Record set>
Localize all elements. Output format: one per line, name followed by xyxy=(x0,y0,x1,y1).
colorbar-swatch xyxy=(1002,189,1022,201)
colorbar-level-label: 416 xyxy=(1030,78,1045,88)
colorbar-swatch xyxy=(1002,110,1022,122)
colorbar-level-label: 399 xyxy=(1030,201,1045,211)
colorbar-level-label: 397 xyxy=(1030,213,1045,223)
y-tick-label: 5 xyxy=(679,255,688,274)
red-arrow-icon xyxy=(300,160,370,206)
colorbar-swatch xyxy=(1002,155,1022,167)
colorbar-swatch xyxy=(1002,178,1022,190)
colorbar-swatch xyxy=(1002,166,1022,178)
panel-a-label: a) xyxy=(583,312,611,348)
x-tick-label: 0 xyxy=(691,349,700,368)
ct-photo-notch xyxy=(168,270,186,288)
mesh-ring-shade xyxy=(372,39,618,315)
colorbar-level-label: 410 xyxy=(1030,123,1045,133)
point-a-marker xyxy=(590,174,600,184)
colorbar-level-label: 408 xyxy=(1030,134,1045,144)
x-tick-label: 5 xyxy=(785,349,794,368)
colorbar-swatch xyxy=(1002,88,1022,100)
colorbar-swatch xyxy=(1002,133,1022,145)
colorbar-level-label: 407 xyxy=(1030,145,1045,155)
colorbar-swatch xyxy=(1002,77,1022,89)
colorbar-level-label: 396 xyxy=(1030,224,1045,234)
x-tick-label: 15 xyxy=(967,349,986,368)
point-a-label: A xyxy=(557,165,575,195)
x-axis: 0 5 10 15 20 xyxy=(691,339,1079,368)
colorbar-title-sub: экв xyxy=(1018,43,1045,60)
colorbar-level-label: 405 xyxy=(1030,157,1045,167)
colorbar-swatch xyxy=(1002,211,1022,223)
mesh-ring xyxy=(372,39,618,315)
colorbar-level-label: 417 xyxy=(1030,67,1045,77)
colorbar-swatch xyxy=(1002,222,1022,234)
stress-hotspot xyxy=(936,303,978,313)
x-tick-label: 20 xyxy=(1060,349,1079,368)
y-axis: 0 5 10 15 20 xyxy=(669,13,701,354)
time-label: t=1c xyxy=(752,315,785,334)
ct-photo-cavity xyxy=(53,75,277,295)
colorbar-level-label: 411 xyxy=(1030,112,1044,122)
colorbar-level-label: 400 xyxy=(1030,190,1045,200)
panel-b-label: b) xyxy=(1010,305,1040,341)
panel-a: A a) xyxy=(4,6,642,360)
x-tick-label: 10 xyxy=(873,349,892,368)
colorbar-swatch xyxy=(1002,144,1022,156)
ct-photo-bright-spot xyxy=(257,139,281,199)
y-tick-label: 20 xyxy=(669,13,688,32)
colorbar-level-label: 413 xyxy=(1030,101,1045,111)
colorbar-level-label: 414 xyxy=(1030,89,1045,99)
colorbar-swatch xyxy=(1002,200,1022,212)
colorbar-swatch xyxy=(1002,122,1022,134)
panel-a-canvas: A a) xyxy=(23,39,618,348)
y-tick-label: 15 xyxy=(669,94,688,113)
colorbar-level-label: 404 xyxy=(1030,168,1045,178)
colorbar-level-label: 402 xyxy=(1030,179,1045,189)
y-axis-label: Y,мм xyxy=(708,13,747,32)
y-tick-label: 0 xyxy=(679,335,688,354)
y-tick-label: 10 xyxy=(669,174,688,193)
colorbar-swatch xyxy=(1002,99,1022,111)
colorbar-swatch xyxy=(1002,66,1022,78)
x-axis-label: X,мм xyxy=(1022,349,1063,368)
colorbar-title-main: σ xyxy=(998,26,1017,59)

What is being asked> Gather every line above that contains the string "point".

Reply>
point-a-marker xyxy=(590,174,600,184)
point-a-label: A xyxy=(557,165,575,195)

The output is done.